Zitierter Text:

▬▬▬▬▬▬▬▬▬▬

Berlin, die vereinigte Hauptstadt
Mitten durch Berlin verlief bis 1989 die Berliner Mauer. Teile der Stadt, darunter der Kurfürstendamm, das Schloss Charlottenburg und das Reichstagsgebäude gehörten zum Westen, andere Teile wie die Museumsinsel und das Gebiet des historischen Stadtzentrums gehörten zu Ostdeutschland. All das ist lange her. Dort, wo zur Zeit der Mauer der sogenannte Todesstreifen verlief, sind heute neue Gebäude und Stadtviertel entstanden, wie das Regierungsviertel und die Gebäude um den Potsdamer Platz. Die Mauer ist an vielen Orten in Berlin noch erkennbar, aber im Osten und im Westen Berlins gibt es wenige Unterschiede.
Ein Land, zwei Teile
So wie in Berlin sieht es aber nicht in ganz Deutschland aus. Während es im Westen viele große, wachsende Städte wie München, Frankfurt am Main, Hamburg oder Köln gibt, sind es im Osten vor allem ländliche Gebiete, in denen die Bevölkerungszahl zurückgeht. Zwar haben sich in den großen Städten in Ostdeutschland wie Dresden oder Leipzig nach der Wende einige Unternehmen niedergelassen und viele westdeutsche und internationale Konzerne haben dort Standorte eröffnet, aber auf dem Land ist die Lage anders: Arbeitsplätze sind in den letzten Jahren weggefallen oder werden es voraussichtlich in den nächsten Jahren (zum Beispiel durch den Kohleausstieg), ganze Gemeinden veröden, Kitas und Schulen sowie Bahnhöfe werden geschlossen und viele Menschen wandern ab.

▬▬▬▬▬▬▬▬▬▬

Gespeicherte Zeilen:
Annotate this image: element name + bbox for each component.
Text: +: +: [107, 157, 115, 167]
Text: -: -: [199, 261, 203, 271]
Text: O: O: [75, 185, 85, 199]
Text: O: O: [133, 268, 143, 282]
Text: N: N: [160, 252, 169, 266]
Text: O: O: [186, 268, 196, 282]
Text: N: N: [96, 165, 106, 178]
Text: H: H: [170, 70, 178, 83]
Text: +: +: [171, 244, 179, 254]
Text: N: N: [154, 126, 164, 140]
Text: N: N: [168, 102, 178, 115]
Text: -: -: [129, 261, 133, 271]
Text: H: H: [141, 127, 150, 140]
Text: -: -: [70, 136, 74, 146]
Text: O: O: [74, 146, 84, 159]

▬▬▬▬▬▬▬▬▬▬

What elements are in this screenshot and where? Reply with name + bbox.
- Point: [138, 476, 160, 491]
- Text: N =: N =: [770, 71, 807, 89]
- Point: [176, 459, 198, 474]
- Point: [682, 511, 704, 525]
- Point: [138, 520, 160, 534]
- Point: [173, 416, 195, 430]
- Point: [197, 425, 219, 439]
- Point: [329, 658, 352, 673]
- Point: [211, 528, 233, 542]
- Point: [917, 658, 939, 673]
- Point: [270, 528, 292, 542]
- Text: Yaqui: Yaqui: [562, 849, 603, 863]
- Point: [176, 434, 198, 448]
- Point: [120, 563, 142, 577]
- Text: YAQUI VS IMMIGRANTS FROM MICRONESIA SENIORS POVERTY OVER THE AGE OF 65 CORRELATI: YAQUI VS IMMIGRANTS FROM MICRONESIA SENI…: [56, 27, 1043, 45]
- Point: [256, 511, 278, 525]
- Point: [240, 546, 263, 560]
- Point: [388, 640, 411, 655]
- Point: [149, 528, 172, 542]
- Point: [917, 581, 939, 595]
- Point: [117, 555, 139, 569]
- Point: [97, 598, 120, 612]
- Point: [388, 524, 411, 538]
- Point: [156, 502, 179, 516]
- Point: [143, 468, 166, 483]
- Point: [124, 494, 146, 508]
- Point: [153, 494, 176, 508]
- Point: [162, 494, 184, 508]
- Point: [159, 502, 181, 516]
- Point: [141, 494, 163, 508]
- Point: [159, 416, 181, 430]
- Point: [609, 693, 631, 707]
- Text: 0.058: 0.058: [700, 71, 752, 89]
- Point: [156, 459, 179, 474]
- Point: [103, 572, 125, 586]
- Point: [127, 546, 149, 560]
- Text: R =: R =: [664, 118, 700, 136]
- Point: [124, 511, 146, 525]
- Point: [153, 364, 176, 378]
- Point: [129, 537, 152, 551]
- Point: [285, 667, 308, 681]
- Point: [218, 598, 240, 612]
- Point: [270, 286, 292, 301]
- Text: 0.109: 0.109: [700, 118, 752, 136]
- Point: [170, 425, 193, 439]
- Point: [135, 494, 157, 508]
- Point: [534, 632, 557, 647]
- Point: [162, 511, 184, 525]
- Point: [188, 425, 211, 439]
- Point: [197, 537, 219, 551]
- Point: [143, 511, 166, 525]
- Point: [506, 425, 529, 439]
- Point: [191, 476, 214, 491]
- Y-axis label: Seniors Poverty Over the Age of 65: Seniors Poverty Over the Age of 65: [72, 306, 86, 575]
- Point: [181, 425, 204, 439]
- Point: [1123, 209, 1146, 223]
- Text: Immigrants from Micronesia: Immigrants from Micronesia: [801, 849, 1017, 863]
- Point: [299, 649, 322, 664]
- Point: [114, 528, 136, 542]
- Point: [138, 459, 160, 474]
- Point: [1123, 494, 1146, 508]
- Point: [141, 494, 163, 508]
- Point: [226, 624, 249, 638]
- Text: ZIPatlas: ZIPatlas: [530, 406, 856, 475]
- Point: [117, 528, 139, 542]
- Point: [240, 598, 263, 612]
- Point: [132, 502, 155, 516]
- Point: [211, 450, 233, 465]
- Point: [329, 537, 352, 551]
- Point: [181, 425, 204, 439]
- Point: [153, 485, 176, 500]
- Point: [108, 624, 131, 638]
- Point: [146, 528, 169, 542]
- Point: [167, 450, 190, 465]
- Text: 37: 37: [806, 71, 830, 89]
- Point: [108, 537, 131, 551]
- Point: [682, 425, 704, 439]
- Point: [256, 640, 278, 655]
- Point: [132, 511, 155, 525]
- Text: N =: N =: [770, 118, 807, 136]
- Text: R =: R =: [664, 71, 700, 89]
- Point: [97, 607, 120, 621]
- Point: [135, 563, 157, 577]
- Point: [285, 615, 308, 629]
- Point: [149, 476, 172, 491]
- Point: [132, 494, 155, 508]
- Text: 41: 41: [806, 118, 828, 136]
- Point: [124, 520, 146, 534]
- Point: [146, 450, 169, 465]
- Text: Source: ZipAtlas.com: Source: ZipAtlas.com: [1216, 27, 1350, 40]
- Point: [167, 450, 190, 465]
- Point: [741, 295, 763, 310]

▬▬▬▬▬▬▬▬▬▬

Aufgabe A: Was ist laut dem zitierten Text über Berlin dort entstanden, wo zur Zeit der Mauer der Todesstreifen verlief?
Aufgabe B: Führe den zitierten Text über Berlin und die beiden Teile Deutschlands nach seinem letzten Satz weiter.

Erwartete Antwort A: Neue Gebäude und Stadtviertel wie das Regierungsviertel und die Gebäude um den Potsdamer Platz.

Erwartete Antwort B:
Dies ist auch in der Lutherstadt Eisleben im südlichen Sachsen-Anhalt so. Eisleben ist der Geburts- und Sterbeort Martin Luthers. Man kann dort das Geburts- und das Sterbehaus Luthers besichtigen. Seine Spuren sind überall in der Stadt, aber Besucher findet man wenige. Die meisten Geschäfte in der Innenstadt haben schon um 16.00 Uhr geschlossen und am Markt, dem Hauptplatz der Stadt, sind nur wenige Menschen unterwegs. Die Stadt hat eine gute Lage, im Mansfelder Land, nicht weit von den Industriezentren in Halle (Saale) und Leipzig, doch trotzdem ist sie von Bevölkerungsrückgang betroffen. An Statistiken über die geschätzte Bevölkerungsentwicklung 2017 bis 2035 kann man ablesen, dass der Landkreis Mansfeld-Südharz 20 oder mehr Prozent der Bevölkerung verlieren wird.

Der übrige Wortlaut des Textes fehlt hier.